Request ->
List each line of the data that holds the word "this".

Raw data ->

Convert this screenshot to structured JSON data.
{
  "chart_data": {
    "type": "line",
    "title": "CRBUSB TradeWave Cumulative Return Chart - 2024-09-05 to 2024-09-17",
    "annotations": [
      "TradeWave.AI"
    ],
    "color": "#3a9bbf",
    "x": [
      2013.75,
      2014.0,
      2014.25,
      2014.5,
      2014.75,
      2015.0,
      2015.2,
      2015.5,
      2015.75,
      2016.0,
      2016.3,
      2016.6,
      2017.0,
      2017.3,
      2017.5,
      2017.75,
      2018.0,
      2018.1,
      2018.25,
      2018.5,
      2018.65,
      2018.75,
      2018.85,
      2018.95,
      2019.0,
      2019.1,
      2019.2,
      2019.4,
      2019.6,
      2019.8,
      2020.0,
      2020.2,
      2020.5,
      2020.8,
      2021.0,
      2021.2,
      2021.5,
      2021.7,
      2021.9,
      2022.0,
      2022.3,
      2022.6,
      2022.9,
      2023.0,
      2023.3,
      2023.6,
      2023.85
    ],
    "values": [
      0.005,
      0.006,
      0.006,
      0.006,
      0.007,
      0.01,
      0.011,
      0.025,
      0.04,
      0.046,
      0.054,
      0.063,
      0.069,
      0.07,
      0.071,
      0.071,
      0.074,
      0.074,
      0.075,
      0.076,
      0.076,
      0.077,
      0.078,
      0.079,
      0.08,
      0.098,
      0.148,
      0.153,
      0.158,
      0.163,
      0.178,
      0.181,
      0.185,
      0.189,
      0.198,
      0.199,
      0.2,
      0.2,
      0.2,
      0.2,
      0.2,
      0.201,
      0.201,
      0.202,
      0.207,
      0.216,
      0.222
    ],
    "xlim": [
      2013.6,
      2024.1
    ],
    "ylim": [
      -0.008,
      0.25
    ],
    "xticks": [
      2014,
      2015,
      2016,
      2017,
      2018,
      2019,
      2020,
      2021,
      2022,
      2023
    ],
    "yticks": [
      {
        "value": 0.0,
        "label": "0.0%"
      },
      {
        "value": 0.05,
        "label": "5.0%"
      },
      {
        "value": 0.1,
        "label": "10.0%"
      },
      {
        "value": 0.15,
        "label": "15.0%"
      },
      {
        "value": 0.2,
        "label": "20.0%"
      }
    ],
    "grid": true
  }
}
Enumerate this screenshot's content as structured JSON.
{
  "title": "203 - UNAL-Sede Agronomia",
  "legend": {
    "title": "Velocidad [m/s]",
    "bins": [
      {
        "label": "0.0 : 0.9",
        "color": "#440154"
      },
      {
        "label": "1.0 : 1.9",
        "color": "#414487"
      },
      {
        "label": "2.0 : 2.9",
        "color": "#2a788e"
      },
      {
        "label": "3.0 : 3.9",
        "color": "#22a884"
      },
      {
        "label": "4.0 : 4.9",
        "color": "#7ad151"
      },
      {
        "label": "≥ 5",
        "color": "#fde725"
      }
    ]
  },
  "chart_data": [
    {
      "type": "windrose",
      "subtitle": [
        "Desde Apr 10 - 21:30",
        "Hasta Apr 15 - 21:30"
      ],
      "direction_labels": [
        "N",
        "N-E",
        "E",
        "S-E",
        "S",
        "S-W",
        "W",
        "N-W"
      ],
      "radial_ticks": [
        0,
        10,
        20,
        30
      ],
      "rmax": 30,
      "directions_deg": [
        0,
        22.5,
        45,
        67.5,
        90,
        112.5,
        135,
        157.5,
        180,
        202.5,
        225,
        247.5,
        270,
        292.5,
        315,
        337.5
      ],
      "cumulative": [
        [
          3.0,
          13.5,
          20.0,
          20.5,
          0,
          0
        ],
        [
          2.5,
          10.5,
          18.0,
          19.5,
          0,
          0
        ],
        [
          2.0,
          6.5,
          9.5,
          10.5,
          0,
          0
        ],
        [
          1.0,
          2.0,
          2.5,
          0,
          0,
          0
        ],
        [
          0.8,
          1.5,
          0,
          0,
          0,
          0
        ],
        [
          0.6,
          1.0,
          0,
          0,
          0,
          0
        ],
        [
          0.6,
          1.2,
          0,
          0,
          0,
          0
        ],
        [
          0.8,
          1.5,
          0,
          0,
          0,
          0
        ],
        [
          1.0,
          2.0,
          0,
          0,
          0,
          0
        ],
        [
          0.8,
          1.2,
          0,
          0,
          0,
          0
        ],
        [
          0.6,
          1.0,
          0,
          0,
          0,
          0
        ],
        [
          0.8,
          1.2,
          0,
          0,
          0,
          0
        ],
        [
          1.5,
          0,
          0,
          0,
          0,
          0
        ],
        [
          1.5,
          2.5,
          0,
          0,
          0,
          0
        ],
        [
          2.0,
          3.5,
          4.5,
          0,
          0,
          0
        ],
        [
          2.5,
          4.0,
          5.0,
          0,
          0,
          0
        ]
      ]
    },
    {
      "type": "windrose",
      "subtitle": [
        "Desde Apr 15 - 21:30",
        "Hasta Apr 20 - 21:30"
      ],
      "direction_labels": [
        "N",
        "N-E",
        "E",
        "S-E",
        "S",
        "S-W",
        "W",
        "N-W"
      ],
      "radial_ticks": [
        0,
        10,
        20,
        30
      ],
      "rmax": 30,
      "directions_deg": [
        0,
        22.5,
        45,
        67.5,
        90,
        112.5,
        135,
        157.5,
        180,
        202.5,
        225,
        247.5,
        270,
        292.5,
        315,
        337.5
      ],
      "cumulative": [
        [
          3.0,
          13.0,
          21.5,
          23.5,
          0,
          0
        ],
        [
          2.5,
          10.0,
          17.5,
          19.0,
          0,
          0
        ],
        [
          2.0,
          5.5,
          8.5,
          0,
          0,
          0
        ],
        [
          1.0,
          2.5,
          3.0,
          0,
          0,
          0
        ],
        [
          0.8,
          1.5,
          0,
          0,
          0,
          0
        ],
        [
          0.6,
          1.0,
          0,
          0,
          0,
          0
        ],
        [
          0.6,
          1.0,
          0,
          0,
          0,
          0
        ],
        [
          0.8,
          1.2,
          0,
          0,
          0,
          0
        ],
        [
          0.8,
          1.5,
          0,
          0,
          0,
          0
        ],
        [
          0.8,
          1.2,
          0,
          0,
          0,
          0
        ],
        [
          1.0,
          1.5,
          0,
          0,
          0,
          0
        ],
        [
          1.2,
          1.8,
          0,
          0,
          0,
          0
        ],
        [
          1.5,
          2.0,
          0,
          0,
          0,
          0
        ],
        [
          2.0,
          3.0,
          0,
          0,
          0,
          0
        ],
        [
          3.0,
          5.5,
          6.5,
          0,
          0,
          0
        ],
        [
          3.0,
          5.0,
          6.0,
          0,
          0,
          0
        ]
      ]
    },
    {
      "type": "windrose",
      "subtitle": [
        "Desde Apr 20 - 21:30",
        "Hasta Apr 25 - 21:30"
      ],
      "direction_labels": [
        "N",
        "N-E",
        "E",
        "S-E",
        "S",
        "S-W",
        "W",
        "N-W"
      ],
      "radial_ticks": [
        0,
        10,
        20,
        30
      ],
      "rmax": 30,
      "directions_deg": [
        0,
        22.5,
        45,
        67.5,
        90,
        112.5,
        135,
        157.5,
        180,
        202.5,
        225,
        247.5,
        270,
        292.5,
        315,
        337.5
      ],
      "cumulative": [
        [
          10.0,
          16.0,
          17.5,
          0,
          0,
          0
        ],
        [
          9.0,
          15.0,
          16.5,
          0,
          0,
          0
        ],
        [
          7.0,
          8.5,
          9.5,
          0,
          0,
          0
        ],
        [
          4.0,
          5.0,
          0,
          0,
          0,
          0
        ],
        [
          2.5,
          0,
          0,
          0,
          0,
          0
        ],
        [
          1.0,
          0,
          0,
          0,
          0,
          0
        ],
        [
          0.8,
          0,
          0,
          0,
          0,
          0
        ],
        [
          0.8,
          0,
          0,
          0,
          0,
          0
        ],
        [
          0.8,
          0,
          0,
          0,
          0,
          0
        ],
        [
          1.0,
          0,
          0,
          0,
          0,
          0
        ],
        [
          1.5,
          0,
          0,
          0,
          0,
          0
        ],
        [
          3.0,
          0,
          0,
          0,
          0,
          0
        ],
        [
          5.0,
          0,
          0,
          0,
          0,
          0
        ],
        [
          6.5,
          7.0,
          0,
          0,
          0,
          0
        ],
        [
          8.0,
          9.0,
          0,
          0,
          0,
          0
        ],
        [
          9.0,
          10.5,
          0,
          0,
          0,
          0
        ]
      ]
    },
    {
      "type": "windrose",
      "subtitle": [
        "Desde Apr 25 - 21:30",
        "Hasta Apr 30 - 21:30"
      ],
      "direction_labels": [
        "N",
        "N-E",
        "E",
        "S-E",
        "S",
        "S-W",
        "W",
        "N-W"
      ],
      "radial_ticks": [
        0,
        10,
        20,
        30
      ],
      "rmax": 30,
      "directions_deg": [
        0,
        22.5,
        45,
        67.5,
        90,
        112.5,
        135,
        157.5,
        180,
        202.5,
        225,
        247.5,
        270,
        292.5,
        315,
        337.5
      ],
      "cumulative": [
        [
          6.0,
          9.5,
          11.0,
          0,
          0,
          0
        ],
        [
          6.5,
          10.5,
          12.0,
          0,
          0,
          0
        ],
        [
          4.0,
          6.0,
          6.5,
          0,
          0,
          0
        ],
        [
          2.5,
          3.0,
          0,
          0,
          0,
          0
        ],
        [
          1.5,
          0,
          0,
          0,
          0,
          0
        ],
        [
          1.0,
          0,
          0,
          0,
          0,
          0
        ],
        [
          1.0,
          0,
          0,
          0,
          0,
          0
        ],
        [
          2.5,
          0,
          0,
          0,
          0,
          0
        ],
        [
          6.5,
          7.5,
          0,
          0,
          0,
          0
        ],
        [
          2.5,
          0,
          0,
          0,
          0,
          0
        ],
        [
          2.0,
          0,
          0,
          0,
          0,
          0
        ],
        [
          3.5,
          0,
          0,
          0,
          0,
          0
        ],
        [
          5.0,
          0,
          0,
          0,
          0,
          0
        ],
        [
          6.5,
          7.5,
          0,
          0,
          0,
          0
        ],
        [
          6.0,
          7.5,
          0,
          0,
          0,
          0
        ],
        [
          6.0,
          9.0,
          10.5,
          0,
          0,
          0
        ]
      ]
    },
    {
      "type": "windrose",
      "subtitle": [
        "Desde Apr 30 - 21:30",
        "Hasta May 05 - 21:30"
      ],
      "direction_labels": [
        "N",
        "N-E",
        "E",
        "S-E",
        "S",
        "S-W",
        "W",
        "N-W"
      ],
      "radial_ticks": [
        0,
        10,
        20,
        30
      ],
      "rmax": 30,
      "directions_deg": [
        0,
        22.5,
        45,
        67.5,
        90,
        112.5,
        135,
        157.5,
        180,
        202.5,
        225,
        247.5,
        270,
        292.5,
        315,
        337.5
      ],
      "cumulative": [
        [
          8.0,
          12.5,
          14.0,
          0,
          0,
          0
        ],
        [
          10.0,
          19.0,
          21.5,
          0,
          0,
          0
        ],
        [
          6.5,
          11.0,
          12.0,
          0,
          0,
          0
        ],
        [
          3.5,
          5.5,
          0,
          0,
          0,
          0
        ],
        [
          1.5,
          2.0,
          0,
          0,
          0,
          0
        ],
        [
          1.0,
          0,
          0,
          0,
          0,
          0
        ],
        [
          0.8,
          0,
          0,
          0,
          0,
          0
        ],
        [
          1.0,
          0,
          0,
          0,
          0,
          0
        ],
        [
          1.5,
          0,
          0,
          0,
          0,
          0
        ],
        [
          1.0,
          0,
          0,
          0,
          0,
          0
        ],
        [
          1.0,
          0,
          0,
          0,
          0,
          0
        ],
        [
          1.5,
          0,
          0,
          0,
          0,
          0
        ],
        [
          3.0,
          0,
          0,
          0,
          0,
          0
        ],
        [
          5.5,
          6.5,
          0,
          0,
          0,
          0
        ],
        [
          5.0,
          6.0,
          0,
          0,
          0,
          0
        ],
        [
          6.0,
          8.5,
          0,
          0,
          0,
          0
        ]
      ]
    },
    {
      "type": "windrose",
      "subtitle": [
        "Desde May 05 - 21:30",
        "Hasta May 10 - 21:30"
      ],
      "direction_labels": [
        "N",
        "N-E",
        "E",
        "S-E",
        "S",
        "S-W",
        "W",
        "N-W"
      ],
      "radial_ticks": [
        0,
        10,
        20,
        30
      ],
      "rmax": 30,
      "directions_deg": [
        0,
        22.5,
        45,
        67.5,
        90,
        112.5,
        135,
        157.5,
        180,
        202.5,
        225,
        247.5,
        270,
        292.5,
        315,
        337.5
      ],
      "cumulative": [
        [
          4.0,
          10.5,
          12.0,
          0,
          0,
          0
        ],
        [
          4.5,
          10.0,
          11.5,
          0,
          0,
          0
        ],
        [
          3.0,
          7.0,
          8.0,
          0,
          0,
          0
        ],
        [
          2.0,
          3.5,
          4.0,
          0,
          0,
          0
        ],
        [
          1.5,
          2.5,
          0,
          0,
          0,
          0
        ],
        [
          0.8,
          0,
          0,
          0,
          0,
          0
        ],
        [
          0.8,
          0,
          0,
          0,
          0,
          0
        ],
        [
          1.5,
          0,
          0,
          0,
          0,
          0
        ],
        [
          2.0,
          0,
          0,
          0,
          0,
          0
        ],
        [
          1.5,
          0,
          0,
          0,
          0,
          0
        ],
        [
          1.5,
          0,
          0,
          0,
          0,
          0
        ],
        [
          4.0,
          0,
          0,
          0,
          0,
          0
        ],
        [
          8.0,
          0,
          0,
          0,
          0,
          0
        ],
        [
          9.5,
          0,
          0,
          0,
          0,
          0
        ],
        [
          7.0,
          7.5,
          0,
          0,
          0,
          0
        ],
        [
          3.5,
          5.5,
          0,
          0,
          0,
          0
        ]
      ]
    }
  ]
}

Task output ->
Convert this screenshot to structured JSON data.
Enumerate this screenshot's content as structured JSON.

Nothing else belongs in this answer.